→ **GIVEN DATA**
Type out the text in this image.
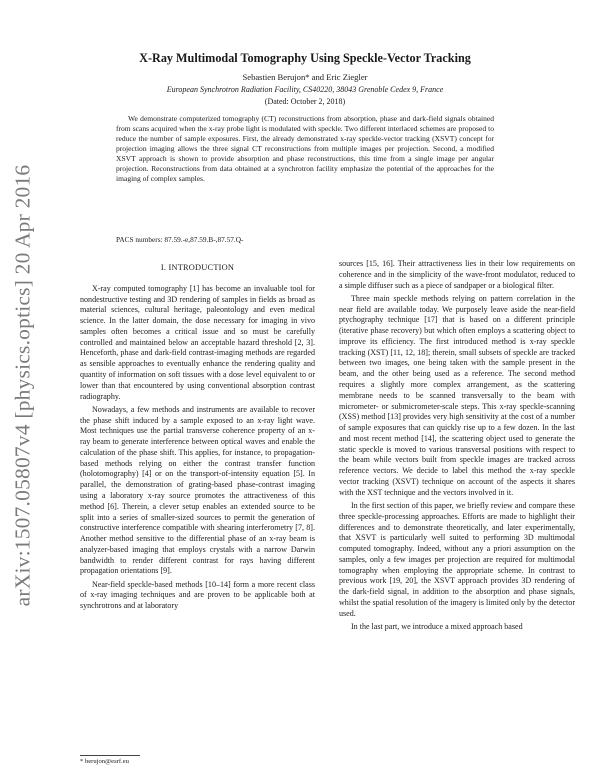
arXiv:1507.05807v4 [physics.optics] 20 Apr 2016
X-Ray Multimodal Tomography Using Speckle-Vector Tracking
Sebastien Berujon* and Eric Ziegler
European Synchrotron Radiation Facility, CS40220, 38043 Grenoble Cedex 9, France
(Dated: October 2, 2018)

We demonstrate computerized tomography (CT) reconstructions from absorption, phase and dark-field signals obtained from scans acquired when the x-ray probe light is modulated with speckle. Two different interlaced schemes are proposed to reduce the number of sample exposures. First, the already demonstrated x-ray speckle-vector tracking (XSVT) concept for projection imaging allows the three signal CT reconstructions from multiple images per projection. Second, a modified XSVT approach is shown to provide absorption and phase reconstructions, this time from a single image per angular projection. Reconstructions from data obtained at a synchrotron facility emphasize the potential of the approaches for the imaging of complex samples.

PACS numbers: 87.59.-e,87.59.B-,87.57.Q-
I. INTRODUCTION

X-ray computed tomography [1] has become an invaluable tool for nondestructive testing and 3D rendering of samples in fields as broad as material sciences, cultural heritage, paleontology and even medical science. In the latter domain, the dose necessary for imaging in vivo samples often becomes a critical issue and so must be carefully controlled and maintained below an acceptable hazard threshold [2, 3]. Henceforth, phase and dark-field contrast-imaging methods are regarded as sensible approaches to eventually enhance the rendering quality and quantity of information on soft tissues with a dose level equivalent to or lower than that encountered by using conventional absorption contrast radiography.

Nowadays, a few methods and instruments are available to recover the phase shift induced by a sample exposed to an x-ray light wave. Most techniques use the partial transverse coherence property of an x-ray beam to generate interference between optical waves and enable the calculation of the phase shift. This applies, for instance, to propagation-based methods relying on either the contrast transfer function (holotomography) [4] or on the transport-of-intensity equation [5]. In parallel, the demonstration of grating-based phase-contrast imaging using a laboratory x-ray source promotes the attractiveness of this method [6]. Therein, a clever setup enables an extended source to be split into a series of smaller-sized sources to permit the generation of constructive interference compatible with shearing interferometry [7, 8]. Another method sensitive to the differential phase of an x-ray beam is analyzer-based imaging that employs crystals with a narrow Darwin bandwidth to render different contrast for rays having different propagation orientations [9].

Near-field speckle-based methods [10–14] form a more recent class of x-ray imaging techniques and are proven to be applicable both at synchrotrons and at laboratory

sources [15, 16]. Their attractiveness lies in their low requirements on coherence and in the simplicity of the wave-front modulator, reduced to a simple diffuser such as a piece of sandpaper or a biological filter.

Three main speckle methods relying on pattern correlation in the near field are available today. We purposely leave aside the near-field ptychography technique [17] that is based on a different principle (iterative phase recovery) but which often employs a scattering object to improve its efficiency. The first introduced method is x-ray speckle tracking (XST) [11, 12, 18]; therein, small subsets of speckle are tracked between two images, one being taken with the sample present in the beam, and the other being used as a reference. The second method requires a slightly more complex arrangement, as the scattering membrane needs to be scanned transversally to the beam with micrometer- or submicrometer-scale steps. This x-ray speckle-scanning (XSS) method [13] provides very high sensitivity at the cost of a number of sample exposures that can quickly rise up to a few dozen. In the last and most recent method [14], the scattering object used to generate the static speckle is moved to various transversal positions with respect to the beam while vectors built from speckle images are tracked across reference vectors. We decide to label this method the x-ray speckle vector tracking (XSVT) technique on account of the aspects it shares with the XST technique and the vectors involved in it.

In the first section of this paper, we briefly review and compare these three speckle-processing approaches. Efforts are made to highlight their differences and to demonstrate theoretically, and later experimentally, that XSVT is particularly well suited to performing 3D multimodal computed tomography. Indeed, without any a priori assumption on the samples, only a few images per projection are required for multimodal tomography when employing the appropriate scheme. In contrast to previous work [19, 20], the XSVT approach provides 3D rendering of the dark-field signal, in addition to the absorption and phase signals, whilst the spatial resolution of the imagery is limited only by the detector used.

In the last part, we introduce a mixed approach based

* berujon@esrf.eu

→ **GIVEN EXERCISE**
Without including any pictures, print each record exactly.

→ **RESPONSE FOR THIS EXERCISE**
Type out the text in this image.
arXiv:1507.05807v4 [physics.optics] 20 Apr 2016
X-Ray Multimodal Tomography Using Speckle-Vector Tracking
Sebastien Berujon* and Eric Ziegler
European Synchrotron Radiation Facility, CS40220, 38043 Grenoble Cedex 9, France
(Dated: October 2, 2018)

We demonstrate computerized tomography (CT) reconstructions from absorption, phase and dark-field signals obtained from scans acquired when the x-ray probe light is modulated with speckle. Two different interlaced schemes are proposed to reduce the number of sample exposures. First, the already demonstrated x-ray speckle-vector tracking (XSVT) concept for projection imaging allows the three signal CT reconstructions from multiple images per projection. Second, a modified XSVT approach is shown to provide absorption and phase reconstructions, this time from a single image per angular projection. Reconstructions from data obtained at a synchrotron facility emphasize the potential of the approaches for the imaging of complex samples.

PACS numbers: 87.59.-e,87.59.B-,87.57.Q-
I. INTRODUCTION

X-ray computed tomography [1] has become an invaluable tool for nondestructive testing and 3D rendering of samples in fields as broad as material sciences, cultural heritage, paleontology and even medical science. In the latter domain, the dose necessary for imaging in vivo samples often becomes a critical issue and so must be carefully controlled and maintained below an acceptable hazard threshold [2, 3]. Henceforth, phase and dark-field contrast-imaging methods are regarded as sensible approaches to eventually enhance the rendering quality and quantity of information on soft tissues with a dose level equivalent to or lower than that encountered by using conventional absorption contrast radiography.

Nowadays, a few methods and instruments are available to recover the phase shift induced by a sample exposed to an x-ray light wave. Most techniques use the partial transverse coherence property of an x-ray beam to generate interference between optical waves and enable the calculation of the phase shift. This applies, for instance, to propagation-based methods relying on either the contrast transfer function (holotomography) [4] or on the transport-of-intensity equation [5]. In parallel, the demonstration of grating-based phase-contrast imaging using a laboratory x-ray source promotes the attractiveness of this method [6]. Therein, a clever setup enables an extended source to be split into a series of smaller-sized sources to permit the generation of constructive interference compatible with shearing interferometry [7, 8]. Another method sensitive to the differential phase of an x-ray beam is analyzer-based imaging that employs crystals with a narrow Darwin bandwidth to render different contrast for rays having different propagation orientations [9].

Near-field speckle-based methods [10–14] form a more recent class of x-ray imaging techniques and are proven to be applicable both at synchrotrons and at laboratory

sources [15, 16]. Their attractiveness lies in their low requirements on coherence and in the simplicity of the wave-front modulator, reduced to a simple diffuser such as a piece of sandpaper or a biological filter.

Three main speckle methods relying on pattern correlation in the near field are available today. We purposely leave aside the near-field ptychography technique [17] that is based on a different principle (iterative phase recovery) but which often employs a scattering object to improve its efficiency. The first introduced method is x-ray speckle tracking (XST) [11, 12, 18]; therein, small subsets of speckle are tracked between two images, one being taken with the sample present in the beam, and the other being used as a reference. The second method requires a slightly more complex arrangement, as the scattering membrane needs to be scanned transversally to the beam with micrometer- or submicrometer-scale steps. This x-ray speckle-scanning (XSS) method [13] provides very high sensitivity at the cost of a number of sample exposures that can quickly rise up to a few dozen. In the last and most recent method [14], the scattering object used to generate the static speckle is moved to various transversal positions with respect to the beam while vectors built from speckle images are tracked across reference vectors. We decide to label this method the x-ray speckle vector tracking (XSVT) technique on account of the aspects it shares with the XST technique and the vectors involved in it.

In the first section of this paper, we briefly review and compare these three speckle-processing approaches. Efforts are made to highlight their differences and to demonstrate theoretically, and later experimentally, that XSVT is particularly well suited to performing 3D multimodal computed tomography. Indeed, without any a priori assumption on the samples, only a few images per projection are required for multimodal tomography when employing the appropriate scheme. In contrast to previous work [19, 20], the XSVT approach provides 3D rendering of the dark-field signal, in addition to the absorption and phase signals, whilst the spatial resolution of the imagery is limited only by the detector used.

In the last part, we introduce a mixed approach based

* berujon@esrf.eu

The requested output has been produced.